━━━━━ Raw records
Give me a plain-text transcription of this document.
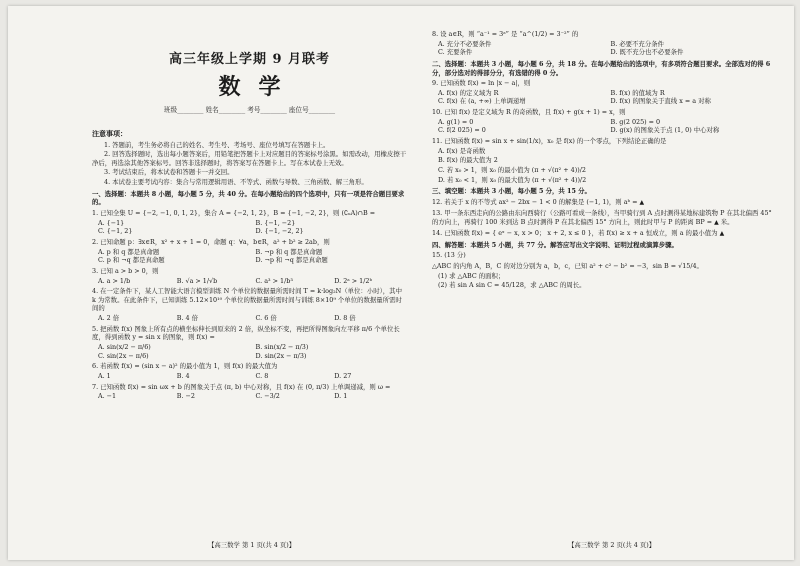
高三年级上学期 9 月联考
数学
班级________ 姓名________ 考号________ 座位号________
注意事项：

1. 答题前，考生务必将自己的姓名、考生号、考场号、座位号填写在答题卡上。

2. 回答选择题时，选出每小题答案后，用铅笔把答题卡上对应题目的答案标号涂黑。如需改动，用橡皮擦干净后，再选涂其他答案标号。回答非选择题时，将答案写在答题卡上。写在本试卷上无效。

3. 考试结束后，将本试卷和答题卡一并交回。

4. 本试卷主要考试内容：集合与常用逻辑用语、不等式、函数与导数、三角函数、解三角形。

一、选择题：本题共 8 小题，每小题 5 分，共 40 分。在每小题给出的四个选项中，只有一项是符合题目要求的。
1. 已知全集 U = {−2, −1, 0, 1, 2}，集合 A = {−2, 1, 2}，B = {−1, −2, 2}，则 (∁ᵤA)∩B =
A. {−1}	B. {−1, −2}
C. {−1, 2}	D. {−1, −2, 2}
2. 已知命题 p：∃x∈R，x² + x + 1 = 0，命题 q：∀a，b∈R，a² + b² ≥ 2ab，则
A. p 和 q 都是真命题	B. ¬p 和 q 都是真命题
C. p 和 ¬q 都是真命题	D. ¬p 和 ¬q 都是真命题
3. 已知 a > b > 0，则
A. a > 1/b	B. √a > 1/√b	C. a³ > 1/b³	D. 2ᵃ > 1/2ᵇ
4. 在一定条件下，某人工智能大语言模型训练 N 个单位的数据量所需时间 T = k·log₂N（单位：小时），其中 k 为常数。在此条件下，已知训练 5.12×10¹⁰ 个单位的数据量所需时间与训练 8×10⁹ 个单位的数据量所需时间的
A. 2 倍	B. 4 倍	C. 6 倍	D. 8 倍
5. 把函数 f(x) 图象上所有点的横坐标伸长到原来的 2 倍，纵坐标不变，再把所得图象向左平移 π/6 个单位长度，得到函数 y = sin x 的图象，则 f(x) =
A. sin(x/2 − π/6)	B. sin(x/2 − π/3)
C. sin(2x − π/6)	D. sin(2x − π/3)
6. 若函数 f(x) = (sin x − a)² 的最小值为 1，则 f(x) 的最大值为
A. 1	B. 4	C. 8	D. 27
7. 已知函数 f(x) = sin ωx + b 的图象关于点 (π, b) 中心对称，且 f(x) 在 (0, π/3) 上单调递减，则 ω =
A. −1	B. −2	C. −3/2	D. 1
8. 设 a∈R，则 “a⁻¹ = 3ᵃ” 是 “a^(1/2) = 3⁻²” 的
A. 充分不必要条件	B. 必要不充分条件
C. 充要条件	D. 既不充分也不必要条件
二、选择题：本题共 3 小题，每小题 6 分，共 18 分。在每小题给出的选项中，有多项符合题目要求。全部选对的得 6 分，部分选对的得部分分，有选错的得 0 分。
9. 已知函数 f(x) = ln |x − a|，则
A. f(x) 的定义域为 R	B. f(x) 的值域为 R
C. f(x) 在 (a, +∞) 上单调递增	D. f(x) 的图象关于直线 x = a 对称
10. 已知 f(x) 是定义域为 R 的奇函数，且 f(x) + g(x + 1) = x，则
A. g(1) = 0	B. g(2 025) = 0
C. f(2 025) = 0	D. g(x) 的图象关于点 (1, 0) 中心对称
11. 已知函数 f(x) = sin x + sin(1/x)，x₀ 是 f(x) 的一个零点，下列结论正确的是
A. f(x) 是奇函数
B. f(x) 的最大值为 2
C. 若 x₀ > 1，则 x₀ 的最小值为 (π + √(π² + 4))/2
D. 若 x₀ < 1，则 x₀ 的最大值为 (π + √(π² + 4))/2
三、填空题：本题共 3 小题，每小题 5 分，共 15 分。
12. 若关于 x 的不等式 ax² − 2bx − 1 < 0 的解集是 (−1, 1)，则 aᵇ = ▲
13. 甲一条东西走向的公路由东向西骑行（公路可看成一条线），当甲骑行到 A 点时测得某地标建筑物 P 在其北偏西 45° 的方向上，再骑行 100 米到达 B 点时测得 P 在其北偏西 15° 方向上，则此时甲与 P 的距离 BP = ▲ 米。
14. 已知函数 f(x) = { eˣ − x, x > 0； x + 2, x ≤ 0 }，若 f(x) ≥ x + a 恒成立，则 a 的最小值为 ▲
四、解答题：本题共 5 小题，共 77 分。解答应写出文字说明、证明过程或演算步骤。
15. (13 分)
△ABC 的内角 A，B，C 的对边分别为 a，b，c，已知 a² + c² − b² = −3，sin B = √15/4。
(1) 求 △ABC 的面积；
(2) 若 sin A sin C = 45/128，求 △ABC 的周长。
【高三数学 第 1 页(共 4 页)】	【高三数学 第 2 页(共 4 页)】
━━━━━━━━━━
Transcribe the material exactly, leaving every picture out.

Task answer:
Give me a plain-text transcription of this document.
高三年级上学期 9 月联考
数学
班级________ 姓名________ 考号________ 座位号________
注意事项：

1. 答题前，考生务必将自己的姓名、考生号、考场号、座位号填写在答题卡上。

2. 回答选择题时，选出每小题答案后，用铅笔把答题卡上对应题目的答案标号涂黑。如需改动，用橡皮擦干净后，再选涂其他答案标号。回答非选择题时，将答案写在答题卡上。写在本试卷上无效。

3. 考试结束后，将本试卷和答题卡一并交回。

4. 本试卷主要考试内容：集合与常用逻辑用语、不等式、函数与导数、三角函数、解三角形。

一、选择题：本题共 8 小题，每小题 5 分，共 40 分。在每小题给出的四个选项中，只有一项是符合题目要求的。
1. 已知全集 U = {−2, −1, 0, 1, 2}，集合 A = {−2, 1, 2}，B = {−1, −2, 2}，则 (∁ᵤA)∩B =
A. {−1}	B. {−1, −2}
C. {−1, 2}	D. {−1, −2, 2}
2. 已知命题 p：∃x∈R，x² + x + 1 = 0，命题 q：∀a，b∈R，a² + b² ≥ 2ab，则
A. p 和 q 都是真命题	B. ¬p 和 q 都是真命题
C. p 和 ¬q 都是真命题	D. ¬p 和 ¬q 都是真命题
3. 已知 a > b > 0，则
A. a > 1/b	B. √a > 1/√b	C. a³ > 1/b³	D. 2ᵃ > 1/2ᵇ
4. 在一定条件下，某人工智能大语言模型训练 N 个单位的数据量所需时间 T = k·log₂N（单位：小时），其中 k 为常数。在此条件下，已知训练 5.12×10¹⁰ 个单位的数据量所需时间与训练 8×10⁹ 个单位的数据量所需时间的
A. 2 倍	B. 4 倍	C. 6 倍	D. 8 倍
5. 把函数 f(x) 图象上所有点的横坐标伸长到原来的 2 倍，纵坐标不变，再把所得图象向左平移 π/6 个单位长度，得到函数 y = sin x 的图象，则 f(x) =
A. sin(x/2 − π/6)	B. sin(x/2 − π/3)
C. sin(2x − π/6)	D. sin(2x − π/3)
6. 若函数 f(x) = (sin x − a)² 的最小值为 1，则 f(x) 的最大值为
A. 1	B. 4	C. 8	D. 27
7. 已知函数 f(x) = sin ωx + b 的图象关于点 (π, b) 中心对称，且 f(x) 在 (0, π/3) 上单调递减，则 ω =
A. −1	B. −2	C. −3/2	D. 1
8. 设 a∈R，则 “a⁻¹ = 3ᵃ” 是 “a^(1/2) = 3⁻²” 的
A. 充分不必要条件	B. 必要不充分条件
C. 充要条件	D. 既不充分也不必要条件
二、选择题：本题共 3 小题，每小题 6 分，共 18 分。在每小题给出的选项中，有多项符合题目要求。全部选对的得 6 分，部分选对的得部分分，有选错的得 0 分。
9. 已知函数 f(x) = ln |x − a|，则
A. f(x) 的定义域为 R	B. f(x) 的值域为 R
C. f(x) 在 (a, +∞) 上单调递增	D. f(x) 的图象关于直线 x = a 对称
10. 已知 f(x) 是定义域为 R 的奇函数，且 f(x) + g(x + 1) = x，则
A. g(1) = 0	B. g(2 025) = 0
C. f(2 025) = 0	D. g(x) 的图象关于点 (1, 0) 中心对称
11. 已知函数 f(x) = sin x + sin(1/x)，x₀ 是 f(x) 的一个零点，下列结论正确的是
A. f(x) 是奇函数
B. f(x) 的最大值为 2
C. 若 x₀ > 1，则 x₀ 的最小值为 (π + √(π² + 4))/2
D. 若 x₀ < 1，则 x₀ 的最大值为 (π + √(π² + 4))/2
三、填空题：本题共 3 小题，每小题 5 分，共 15 分。
12. 若关于 x 的不等式 ax² − 2bx − 1 < 0 的解集是 (−1, 1)，则 aᵇ = ▲
13. 甲一条东西走向的公路由东向西骑行（公路可看成一条线），当甲骑行到 A 点时测得某地标建筑物 P 在其北偏西 45° 的方向上，再骑行 100 米到达 B 点时测得 P 在其北偏西 15° 方向上，则此时甲与 P 的距离 BP = ▲ 米。
14. 已知函数 f(x) = { eˣ − x, x > 0； x + 2, x ≤ 0 }，若 f(x) ≥ x + a 恒成立，则 a 的最小值为 ▲
四、解答题：本题共 5 小题，共 77 分。解答应写出文字说明、证明过程或演算步骤。
15. (13 分)
△ABC 的内角 A，B，C 的对边分别为 a，b，c，已知 a² + c² − b² = −3，sin B = √15/4。
(1) 求 △ABC 的面积；
(2) 若 sin A sin C = 45/128，求 △ABC 的周长。
【高三数学 第 1 页(共 4 页)】	【高三数学 第 2 页(共 4 页)】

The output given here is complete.